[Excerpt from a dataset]
● ● ● ●

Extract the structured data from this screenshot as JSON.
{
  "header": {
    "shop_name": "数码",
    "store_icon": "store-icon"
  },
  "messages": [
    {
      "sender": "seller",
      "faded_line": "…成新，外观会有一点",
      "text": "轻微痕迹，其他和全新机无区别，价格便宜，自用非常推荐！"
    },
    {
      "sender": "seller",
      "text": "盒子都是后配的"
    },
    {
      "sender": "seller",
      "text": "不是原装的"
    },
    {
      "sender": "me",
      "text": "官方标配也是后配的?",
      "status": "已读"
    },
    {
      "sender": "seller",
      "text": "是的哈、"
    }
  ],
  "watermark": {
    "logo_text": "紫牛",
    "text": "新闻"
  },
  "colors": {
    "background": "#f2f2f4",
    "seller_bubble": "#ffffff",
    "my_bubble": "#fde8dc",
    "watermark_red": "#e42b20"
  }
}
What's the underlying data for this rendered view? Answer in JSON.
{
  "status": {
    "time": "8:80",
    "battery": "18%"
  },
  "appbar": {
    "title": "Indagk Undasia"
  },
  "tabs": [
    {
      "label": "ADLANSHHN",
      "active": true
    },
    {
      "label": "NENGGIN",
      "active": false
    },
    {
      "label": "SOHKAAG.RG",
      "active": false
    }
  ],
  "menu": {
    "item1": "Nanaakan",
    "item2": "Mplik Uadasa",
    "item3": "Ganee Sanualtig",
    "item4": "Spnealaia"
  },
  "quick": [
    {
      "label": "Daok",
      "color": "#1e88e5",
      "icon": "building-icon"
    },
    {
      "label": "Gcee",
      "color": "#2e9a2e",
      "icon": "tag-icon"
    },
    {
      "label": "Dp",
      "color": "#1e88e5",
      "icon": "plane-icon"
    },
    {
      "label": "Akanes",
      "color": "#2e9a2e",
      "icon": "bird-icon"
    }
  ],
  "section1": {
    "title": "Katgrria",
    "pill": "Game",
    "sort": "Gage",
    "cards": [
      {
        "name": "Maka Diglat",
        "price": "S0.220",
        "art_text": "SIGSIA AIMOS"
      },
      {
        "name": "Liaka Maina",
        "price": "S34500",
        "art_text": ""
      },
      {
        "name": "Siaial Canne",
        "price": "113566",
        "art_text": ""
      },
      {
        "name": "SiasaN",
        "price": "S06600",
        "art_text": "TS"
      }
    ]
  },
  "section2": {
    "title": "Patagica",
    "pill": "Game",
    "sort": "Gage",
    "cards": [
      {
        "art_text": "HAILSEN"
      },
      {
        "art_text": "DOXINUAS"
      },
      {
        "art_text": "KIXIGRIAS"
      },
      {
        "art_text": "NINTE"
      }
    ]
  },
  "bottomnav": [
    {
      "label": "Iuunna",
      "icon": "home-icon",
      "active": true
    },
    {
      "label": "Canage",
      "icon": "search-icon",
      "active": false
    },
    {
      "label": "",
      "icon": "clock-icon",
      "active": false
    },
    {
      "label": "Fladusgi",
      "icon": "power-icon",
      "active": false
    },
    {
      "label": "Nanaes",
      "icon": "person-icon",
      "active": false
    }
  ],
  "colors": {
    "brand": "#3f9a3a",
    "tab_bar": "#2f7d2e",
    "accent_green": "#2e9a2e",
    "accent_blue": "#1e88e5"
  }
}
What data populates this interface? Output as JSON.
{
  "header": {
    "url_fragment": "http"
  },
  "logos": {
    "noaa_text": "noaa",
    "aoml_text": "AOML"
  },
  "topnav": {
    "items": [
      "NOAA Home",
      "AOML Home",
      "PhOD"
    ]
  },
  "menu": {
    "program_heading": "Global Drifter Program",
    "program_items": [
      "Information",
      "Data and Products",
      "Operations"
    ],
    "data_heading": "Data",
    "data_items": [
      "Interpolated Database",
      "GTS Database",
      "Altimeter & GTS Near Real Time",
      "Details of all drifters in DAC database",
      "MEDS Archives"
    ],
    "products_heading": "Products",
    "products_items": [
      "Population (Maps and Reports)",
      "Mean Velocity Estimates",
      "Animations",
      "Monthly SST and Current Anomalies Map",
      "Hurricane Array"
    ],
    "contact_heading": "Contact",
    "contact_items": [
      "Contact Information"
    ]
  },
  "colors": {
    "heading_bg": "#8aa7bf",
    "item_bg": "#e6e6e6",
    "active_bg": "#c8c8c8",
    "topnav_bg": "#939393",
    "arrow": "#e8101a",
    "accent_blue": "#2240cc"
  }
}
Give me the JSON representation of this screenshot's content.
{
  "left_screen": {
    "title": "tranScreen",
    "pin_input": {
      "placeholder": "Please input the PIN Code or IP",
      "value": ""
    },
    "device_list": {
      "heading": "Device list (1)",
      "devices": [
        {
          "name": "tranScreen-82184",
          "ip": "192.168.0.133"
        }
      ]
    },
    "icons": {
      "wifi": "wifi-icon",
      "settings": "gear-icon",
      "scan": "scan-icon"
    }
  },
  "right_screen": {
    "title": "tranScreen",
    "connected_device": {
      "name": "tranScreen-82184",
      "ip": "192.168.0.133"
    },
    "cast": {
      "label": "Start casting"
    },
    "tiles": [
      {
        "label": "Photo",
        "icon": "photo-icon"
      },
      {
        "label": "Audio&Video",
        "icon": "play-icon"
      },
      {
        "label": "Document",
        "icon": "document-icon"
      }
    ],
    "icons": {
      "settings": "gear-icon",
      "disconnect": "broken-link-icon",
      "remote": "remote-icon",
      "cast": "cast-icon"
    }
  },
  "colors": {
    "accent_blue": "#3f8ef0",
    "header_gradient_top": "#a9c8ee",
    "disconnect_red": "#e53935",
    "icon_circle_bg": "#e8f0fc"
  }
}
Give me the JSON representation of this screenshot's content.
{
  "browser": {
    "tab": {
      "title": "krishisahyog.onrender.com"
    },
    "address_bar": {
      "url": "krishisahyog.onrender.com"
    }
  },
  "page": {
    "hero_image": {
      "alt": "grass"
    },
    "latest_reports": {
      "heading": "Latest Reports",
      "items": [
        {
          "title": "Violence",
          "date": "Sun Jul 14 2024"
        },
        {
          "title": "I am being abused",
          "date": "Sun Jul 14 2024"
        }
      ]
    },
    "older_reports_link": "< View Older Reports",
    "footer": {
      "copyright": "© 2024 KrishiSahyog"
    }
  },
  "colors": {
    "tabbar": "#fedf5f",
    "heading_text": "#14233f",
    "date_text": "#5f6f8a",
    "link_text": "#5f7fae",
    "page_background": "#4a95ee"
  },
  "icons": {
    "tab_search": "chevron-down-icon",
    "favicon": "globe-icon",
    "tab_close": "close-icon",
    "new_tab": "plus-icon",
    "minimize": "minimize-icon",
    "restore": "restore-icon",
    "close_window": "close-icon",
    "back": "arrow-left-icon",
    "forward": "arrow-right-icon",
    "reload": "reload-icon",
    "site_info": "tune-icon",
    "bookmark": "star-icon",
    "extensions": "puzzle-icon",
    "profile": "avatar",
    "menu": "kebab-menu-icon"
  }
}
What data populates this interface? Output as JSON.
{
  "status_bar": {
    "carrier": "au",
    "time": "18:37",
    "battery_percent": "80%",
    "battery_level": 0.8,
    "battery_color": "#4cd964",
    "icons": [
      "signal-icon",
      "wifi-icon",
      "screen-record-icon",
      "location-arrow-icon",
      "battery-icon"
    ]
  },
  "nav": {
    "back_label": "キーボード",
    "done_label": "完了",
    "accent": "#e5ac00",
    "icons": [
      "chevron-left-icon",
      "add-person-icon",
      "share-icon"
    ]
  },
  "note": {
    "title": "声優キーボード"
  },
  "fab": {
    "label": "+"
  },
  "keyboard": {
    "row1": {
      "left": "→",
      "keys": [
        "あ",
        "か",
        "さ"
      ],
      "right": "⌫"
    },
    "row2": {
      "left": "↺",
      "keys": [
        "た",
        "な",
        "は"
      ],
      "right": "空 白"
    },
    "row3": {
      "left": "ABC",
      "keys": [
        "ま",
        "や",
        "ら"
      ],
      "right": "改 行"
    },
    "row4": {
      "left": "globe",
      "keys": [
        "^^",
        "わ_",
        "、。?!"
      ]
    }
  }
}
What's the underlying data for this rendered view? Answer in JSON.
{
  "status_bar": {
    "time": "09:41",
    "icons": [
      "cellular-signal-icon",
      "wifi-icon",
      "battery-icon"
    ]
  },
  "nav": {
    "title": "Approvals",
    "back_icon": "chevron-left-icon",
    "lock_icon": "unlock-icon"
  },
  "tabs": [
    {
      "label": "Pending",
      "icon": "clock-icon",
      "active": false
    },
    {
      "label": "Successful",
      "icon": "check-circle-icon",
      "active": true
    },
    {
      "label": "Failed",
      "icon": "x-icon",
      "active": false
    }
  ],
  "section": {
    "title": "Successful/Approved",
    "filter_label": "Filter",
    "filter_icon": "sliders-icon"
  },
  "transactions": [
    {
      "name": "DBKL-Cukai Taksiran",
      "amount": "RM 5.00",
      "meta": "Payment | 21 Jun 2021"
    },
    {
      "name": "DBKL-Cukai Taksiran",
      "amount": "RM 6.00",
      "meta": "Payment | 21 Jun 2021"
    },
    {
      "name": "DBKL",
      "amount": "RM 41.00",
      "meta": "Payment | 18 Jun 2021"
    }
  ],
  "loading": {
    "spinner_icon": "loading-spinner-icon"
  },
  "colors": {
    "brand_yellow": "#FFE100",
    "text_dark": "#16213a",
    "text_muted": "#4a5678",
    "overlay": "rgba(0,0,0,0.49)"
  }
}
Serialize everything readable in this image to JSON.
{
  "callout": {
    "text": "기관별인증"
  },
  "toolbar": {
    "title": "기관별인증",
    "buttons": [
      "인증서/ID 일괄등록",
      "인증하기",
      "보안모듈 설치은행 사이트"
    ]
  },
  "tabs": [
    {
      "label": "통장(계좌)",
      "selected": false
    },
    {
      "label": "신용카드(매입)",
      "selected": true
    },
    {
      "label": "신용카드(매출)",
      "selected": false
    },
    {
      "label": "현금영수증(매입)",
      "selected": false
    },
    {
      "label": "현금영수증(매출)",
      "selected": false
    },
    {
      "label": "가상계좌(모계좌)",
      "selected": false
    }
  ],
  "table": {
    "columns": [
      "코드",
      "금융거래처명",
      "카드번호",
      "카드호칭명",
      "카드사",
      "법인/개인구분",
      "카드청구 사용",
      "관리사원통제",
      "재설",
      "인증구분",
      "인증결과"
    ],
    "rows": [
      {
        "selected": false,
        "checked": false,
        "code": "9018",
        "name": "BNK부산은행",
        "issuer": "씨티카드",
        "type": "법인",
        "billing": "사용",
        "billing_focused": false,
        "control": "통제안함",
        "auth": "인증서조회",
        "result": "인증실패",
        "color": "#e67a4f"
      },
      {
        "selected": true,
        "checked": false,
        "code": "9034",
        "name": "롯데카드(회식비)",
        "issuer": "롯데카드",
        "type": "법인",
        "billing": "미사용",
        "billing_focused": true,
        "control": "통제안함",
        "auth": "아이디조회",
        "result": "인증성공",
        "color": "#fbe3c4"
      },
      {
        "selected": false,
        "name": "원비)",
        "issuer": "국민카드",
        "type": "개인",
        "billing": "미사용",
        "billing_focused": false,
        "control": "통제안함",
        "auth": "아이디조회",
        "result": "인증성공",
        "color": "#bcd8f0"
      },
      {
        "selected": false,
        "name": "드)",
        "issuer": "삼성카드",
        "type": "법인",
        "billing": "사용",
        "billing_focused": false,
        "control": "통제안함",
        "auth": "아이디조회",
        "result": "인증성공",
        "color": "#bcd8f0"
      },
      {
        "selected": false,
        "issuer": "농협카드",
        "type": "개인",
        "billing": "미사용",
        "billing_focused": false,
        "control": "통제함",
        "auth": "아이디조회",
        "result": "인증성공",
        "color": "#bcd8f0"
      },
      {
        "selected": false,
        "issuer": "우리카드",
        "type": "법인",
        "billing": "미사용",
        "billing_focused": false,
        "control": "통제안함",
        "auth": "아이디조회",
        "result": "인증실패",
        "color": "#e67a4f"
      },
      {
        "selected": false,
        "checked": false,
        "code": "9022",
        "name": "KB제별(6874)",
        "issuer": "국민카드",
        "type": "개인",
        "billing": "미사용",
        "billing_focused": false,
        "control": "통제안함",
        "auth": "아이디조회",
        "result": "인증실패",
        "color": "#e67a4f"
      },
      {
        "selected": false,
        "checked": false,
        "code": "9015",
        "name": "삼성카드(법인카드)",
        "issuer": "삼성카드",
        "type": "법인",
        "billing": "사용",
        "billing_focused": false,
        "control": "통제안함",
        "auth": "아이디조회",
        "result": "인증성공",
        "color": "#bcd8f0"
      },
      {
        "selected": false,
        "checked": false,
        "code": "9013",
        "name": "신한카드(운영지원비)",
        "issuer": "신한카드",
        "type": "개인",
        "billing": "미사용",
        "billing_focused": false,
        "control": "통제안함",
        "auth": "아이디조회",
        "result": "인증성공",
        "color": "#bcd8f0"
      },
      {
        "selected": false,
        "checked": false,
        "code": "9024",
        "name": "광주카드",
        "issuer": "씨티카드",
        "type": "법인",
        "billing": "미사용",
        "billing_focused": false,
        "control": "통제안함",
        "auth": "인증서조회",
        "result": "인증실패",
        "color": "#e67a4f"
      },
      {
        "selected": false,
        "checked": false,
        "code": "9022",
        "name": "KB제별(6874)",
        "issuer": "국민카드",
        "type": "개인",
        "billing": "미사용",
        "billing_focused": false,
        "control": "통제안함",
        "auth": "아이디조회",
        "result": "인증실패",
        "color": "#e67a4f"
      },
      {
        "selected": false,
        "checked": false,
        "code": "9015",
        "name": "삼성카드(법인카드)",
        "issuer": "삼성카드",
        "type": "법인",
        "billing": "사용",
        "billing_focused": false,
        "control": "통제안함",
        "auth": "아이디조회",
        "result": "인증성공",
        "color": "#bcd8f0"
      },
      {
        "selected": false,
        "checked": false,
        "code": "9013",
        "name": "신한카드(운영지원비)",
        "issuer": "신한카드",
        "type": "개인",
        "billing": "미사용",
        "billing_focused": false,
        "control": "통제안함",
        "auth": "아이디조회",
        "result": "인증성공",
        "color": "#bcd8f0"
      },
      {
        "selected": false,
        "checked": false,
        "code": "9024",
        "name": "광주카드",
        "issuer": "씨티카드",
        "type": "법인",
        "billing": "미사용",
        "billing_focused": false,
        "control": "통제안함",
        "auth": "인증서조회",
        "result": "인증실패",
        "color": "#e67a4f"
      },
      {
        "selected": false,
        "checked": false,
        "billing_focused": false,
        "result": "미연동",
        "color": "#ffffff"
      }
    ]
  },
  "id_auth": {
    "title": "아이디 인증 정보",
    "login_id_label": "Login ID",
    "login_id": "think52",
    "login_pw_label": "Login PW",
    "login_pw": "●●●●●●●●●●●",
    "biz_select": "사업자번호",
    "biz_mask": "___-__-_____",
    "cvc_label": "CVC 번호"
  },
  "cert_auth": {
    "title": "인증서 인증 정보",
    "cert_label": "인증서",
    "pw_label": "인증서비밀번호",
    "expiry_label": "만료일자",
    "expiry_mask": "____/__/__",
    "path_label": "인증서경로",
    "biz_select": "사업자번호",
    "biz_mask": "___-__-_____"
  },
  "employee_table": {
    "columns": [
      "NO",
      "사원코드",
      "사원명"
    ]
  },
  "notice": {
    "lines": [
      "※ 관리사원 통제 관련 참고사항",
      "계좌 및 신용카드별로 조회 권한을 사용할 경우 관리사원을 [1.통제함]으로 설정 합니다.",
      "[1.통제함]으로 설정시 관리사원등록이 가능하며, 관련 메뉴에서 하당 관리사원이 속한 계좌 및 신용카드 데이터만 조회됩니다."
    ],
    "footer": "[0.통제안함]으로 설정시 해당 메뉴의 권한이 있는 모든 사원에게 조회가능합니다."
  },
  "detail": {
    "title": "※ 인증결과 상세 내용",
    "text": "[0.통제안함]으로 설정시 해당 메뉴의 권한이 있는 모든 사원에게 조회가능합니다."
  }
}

● ● ● ●

• [Written exercise] Identify and list each line with the word "loading".

• [Completed task]
  "loading": {
    "spinner_icon": "loading-spinner-icon"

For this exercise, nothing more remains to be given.